#### [What is needed]
Determine the number of lines in these entries that hold the word "Donati". Give the number and nothing more.

--- Start Listing ---

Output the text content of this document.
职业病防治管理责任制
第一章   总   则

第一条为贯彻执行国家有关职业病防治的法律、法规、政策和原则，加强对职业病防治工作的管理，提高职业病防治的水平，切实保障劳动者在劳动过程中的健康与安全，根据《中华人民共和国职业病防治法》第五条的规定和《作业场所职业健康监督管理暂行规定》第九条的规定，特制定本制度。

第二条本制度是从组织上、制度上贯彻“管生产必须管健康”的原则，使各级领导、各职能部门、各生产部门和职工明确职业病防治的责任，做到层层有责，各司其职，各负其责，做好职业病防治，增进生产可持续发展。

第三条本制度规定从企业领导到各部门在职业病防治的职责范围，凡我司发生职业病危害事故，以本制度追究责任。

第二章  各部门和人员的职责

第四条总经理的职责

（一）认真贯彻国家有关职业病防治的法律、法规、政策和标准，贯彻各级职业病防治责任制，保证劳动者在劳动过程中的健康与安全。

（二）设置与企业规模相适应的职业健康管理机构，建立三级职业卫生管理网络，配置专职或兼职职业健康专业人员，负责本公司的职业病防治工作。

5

--- End Listing ---
--- Start Listing ---

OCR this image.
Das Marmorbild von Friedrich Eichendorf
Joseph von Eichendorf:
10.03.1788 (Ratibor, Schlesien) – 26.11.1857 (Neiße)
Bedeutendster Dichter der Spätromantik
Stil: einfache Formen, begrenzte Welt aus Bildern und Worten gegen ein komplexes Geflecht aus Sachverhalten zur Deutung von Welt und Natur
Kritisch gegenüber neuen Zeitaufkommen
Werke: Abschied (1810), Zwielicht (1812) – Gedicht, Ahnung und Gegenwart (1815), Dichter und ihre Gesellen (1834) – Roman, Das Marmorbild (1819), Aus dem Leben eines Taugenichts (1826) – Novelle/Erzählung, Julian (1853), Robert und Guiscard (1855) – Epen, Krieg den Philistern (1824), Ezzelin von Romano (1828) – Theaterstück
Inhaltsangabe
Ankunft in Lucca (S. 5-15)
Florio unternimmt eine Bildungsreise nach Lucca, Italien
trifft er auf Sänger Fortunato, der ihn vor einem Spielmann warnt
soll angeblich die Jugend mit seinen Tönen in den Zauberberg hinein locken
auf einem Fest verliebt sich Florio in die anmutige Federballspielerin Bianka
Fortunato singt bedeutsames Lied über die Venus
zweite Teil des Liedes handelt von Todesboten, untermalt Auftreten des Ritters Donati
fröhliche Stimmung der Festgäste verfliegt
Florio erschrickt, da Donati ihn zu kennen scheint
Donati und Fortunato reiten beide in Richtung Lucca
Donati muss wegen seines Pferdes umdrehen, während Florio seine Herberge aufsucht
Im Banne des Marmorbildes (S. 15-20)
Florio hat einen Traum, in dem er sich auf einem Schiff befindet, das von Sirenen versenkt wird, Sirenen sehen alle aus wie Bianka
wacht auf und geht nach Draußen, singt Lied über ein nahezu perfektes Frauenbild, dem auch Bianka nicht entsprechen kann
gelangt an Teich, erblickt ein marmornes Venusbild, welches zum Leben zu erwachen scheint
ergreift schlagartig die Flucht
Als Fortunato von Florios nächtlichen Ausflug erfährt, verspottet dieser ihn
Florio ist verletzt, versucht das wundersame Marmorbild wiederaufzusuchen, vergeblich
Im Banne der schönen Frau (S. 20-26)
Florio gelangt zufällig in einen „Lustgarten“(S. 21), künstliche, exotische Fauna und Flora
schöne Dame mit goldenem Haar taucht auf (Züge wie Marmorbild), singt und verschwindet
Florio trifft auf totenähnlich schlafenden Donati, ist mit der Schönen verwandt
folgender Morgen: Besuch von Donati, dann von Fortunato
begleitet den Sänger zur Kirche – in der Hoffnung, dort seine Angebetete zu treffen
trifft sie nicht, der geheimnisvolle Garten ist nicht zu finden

--- End Listing ---

#### [Written solution]
6